- _TO DO_: Each line that holds the word "left" counts once; report how many lines do so and nothing else.

Dataset listings of figures:
=====
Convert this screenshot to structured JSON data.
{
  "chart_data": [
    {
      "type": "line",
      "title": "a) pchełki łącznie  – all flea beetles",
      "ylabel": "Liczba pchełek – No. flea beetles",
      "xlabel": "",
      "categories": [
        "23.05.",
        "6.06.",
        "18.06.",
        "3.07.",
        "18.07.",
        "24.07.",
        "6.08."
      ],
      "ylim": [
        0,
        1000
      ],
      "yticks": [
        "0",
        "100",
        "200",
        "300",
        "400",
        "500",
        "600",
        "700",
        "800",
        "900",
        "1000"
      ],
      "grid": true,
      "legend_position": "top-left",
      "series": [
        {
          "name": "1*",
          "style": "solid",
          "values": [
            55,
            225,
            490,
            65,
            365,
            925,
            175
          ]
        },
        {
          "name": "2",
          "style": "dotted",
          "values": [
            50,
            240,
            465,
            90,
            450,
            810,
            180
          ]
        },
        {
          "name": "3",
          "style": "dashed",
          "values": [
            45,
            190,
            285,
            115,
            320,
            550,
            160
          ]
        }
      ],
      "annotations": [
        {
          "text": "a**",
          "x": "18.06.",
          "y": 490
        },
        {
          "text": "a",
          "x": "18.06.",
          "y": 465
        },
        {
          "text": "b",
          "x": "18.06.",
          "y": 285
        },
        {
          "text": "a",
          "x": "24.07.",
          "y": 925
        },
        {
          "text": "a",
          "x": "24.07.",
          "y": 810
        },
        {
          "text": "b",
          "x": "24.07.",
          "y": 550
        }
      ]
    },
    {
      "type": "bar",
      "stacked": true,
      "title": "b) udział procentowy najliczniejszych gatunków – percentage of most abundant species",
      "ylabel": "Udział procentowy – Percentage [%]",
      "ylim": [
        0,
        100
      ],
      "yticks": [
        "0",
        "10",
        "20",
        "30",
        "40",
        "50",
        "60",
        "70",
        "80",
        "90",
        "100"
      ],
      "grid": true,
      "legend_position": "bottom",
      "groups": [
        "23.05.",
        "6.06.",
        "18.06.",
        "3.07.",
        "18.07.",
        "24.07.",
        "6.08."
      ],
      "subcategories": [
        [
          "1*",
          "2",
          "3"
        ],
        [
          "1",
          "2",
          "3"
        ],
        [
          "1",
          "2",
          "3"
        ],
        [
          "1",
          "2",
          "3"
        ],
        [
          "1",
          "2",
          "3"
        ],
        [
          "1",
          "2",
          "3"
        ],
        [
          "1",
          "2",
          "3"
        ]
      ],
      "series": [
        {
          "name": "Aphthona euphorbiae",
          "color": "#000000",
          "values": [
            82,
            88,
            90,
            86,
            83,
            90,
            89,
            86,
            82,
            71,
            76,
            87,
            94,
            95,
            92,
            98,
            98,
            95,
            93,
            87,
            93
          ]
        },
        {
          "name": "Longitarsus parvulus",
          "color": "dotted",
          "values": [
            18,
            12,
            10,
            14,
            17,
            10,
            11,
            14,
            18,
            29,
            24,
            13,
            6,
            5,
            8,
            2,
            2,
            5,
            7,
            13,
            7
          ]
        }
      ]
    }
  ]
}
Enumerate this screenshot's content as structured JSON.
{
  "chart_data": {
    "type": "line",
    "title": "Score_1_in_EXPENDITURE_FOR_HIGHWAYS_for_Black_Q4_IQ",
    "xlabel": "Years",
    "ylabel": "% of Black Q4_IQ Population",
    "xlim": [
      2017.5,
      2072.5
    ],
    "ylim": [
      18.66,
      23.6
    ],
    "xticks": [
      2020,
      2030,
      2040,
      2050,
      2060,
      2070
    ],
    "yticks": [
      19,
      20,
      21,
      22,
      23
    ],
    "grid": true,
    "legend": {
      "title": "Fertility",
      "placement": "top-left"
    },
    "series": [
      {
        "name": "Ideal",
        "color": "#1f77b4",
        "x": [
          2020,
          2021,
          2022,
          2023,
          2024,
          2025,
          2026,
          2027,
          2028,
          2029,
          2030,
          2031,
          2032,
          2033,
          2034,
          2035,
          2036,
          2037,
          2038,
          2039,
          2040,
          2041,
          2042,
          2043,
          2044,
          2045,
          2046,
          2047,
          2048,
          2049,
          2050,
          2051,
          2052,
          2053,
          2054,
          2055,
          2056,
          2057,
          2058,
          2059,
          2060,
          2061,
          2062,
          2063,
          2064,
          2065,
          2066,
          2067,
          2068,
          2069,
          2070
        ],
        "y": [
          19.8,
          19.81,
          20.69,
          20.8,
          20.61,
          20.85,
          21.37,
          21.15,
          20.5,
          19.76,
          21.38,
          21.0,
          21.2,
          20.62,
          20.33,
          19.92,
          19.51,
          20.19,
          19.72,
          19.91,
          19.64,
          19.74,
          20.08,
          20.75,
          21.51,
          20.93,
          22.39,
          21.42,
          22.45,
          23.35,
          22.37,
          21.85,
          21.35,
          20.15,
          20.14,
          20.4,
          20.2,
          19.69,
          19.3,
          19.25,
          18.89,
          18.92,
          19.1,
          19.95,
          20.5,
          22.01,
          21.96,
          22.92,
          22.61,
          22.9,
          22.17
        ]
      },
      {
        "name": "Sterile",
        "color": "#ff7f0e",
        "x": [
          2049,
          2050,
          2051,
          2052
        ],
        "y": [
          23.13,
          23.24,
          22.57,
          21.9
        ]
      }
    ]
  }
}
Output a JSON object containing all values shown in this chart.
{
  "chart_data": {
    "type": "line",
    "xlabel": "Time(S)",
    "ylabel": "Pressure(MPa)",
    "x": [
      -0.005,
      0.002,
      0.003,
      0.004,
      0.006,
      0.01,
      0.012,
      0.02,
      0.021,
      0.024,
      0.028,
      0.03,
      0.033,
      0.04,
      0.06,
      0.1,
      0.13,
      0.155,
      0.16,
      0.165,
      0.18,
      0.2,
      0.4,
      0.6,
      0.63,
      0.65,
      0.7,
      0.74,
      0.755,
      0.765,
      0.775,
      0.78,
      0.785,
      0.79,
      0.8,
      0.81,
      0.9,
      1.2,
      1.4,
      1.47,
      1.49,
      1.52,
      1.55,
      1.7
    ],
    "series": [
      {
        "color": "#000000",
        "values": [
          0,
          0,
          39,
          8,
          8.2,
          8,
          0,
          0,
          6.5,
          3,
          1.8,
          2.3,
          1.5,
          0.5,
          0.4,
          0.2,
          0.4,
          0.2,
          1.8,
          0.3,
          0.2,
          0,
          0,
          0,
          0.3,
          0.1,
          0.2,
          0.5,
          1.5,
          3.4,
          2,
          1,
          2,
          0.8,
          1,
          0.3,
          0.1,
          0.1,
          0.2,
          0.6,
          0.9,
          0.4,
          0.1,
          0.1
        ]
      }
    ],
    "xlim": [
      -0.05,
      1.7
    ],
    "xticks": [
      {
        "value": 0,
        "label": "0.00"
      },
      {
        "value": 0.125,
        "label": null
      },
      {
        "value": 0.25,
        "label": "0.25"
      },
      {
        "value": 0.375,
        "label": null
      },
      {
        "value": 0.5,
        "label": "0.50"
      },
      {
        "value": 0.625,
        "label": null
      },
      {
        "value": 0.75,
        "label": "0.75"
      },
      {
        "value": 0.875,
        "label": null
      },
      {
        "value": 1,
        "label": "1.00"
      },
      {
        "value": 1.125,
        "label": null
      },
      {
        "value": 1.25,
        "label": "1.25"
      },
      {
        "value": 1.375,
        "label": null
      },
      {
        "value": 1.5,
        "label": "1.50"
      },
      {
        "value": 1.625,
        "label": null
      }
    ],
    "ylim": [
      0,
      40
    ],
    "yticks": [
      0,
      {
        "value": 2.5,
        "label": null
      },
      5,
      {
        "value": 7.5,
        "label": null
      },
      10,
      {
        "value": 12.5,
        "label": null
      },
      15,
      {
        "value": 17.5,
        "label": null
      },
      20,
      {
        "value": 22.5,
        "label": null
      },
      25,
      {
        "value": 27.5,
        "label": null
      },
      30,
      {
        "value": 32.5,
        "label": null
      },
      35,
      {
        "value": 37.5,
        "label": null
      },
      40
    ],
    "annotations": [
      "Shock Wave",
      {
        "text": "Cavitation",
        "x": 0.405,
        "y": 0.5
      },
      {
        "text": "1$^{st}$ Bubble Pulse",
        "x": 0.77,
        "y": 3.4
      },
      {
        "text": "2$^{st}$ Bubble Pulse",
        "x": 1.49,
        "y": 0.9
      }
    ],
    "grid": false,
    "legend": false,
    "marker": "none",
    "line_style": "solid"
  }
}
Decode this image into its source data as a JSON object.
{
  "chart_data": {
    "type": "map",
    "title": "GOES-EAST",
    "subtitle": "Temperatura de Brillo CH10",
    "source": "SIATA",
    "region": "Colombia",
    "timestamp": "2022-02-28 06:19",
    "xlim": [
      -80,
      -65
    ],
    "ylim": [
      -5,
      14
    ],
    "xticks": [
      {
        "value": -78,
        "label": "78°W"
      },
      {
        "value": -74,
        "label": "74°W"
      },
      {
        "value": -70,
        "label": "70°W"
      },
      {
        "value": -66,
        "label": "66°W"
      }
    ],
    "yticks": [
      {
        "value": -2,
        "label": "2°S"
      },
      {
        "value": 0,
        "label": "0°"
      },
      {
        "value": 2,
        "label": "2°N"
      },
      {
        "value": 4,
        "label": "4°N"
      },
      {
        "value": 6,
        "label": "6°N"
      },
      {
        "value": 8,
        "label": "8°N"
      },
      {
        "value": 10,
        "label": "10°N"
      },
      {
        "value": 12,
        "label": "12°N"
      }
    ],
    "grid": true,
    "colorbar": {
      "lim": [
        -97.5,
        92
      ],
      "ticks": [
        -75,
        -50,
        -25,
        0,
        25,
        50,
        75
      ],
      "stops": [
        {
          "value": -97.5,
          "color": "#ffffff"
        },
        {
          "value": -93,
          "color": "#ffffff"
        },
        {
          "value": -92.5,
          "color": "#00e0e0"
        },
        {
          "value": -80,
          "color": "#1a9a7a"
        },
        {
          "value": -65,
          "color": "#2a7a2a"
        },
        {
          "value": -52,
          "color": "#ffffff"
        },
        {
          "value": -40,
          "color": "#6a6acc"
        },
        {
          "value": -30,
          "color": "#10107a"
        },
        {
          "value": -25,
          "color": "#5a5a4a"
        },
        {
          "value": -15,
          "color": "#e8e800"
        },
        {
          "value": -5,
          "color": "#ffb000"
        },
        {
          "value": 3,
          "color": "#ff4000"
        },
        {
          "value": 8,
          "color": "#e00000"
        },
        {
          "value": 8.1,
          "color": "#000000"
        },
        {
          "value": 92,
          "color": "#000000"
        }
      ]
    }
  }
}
=====
- _ANSWER FOR THIS EXERCISE_: 2